┌──

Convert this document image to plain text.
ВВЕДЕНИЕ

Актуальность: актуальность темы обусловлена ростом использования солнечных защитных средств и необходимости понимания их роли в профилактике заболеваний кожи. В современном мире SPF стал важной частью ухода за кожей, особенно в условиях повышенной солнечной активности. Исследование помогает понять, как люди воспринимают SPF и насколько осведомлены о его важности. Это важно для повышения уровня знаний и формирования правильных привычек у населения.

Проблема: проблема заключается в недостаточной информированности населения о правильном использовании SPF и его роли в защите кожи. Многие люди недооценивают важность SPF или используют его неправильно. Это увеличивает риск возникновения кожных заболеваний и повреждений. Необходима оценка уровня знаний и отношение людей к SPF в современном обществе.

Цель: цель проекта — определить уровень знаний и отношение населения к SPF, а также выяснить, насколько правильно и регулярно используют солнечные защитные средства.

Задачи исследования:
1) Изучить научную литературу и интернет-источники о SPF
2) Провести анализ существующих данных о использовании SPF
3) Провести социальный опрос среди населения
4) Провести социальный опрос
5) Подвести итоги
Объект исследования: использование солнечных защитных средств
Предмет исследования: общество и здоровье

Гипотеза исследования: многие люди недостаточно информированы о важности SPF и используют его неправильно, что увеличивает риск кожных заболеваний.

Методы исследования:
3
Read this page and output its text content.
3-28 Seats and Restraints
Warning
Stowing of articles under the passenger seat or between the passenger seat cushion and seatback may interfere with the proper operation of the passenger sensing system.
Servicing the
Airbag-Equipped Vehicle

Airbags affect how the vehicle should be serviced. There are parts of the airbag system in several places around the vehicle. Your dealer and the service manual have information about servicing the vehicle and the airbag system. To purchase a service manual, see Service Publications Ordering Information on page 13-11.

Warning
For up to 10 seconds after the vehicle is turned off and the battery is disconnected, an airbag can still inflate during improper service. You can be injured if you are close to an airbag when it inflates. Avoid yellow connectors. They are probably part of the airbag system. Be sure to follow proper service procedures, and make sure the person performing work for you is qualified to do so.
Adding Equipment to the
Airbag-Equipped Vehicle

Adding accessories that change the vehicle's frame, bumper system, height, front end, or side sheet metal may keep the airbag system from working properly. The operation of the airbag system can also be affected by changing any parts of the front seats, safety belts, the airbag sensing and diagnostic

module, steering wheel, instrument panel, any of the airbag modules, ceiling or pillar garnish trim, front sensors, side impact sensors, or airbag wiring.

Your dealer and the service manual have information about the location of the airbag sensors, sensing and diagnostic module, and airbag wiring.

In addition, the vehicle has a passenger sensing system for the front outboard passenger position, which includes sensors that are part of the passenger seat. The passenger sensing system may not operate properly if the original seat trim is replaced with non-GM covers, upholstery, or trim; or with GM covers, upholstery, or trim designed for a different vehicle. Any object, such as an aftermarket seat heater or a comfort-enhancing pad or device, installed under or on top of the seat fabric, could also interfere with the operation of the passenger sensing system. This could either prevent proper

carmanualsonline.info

└──

### Your objective
List each line in the listing that contains the string "Adding".

### Result
Adding Equipment to the
Adding accessories that change the vehicle's frame, bumper system, height, front end, or side sheet metal may keep the airbag system from working properly. The operation of the airbag system can also be affected by changing any parts of the front seats, safety belts, the airbag sensing and diagnostic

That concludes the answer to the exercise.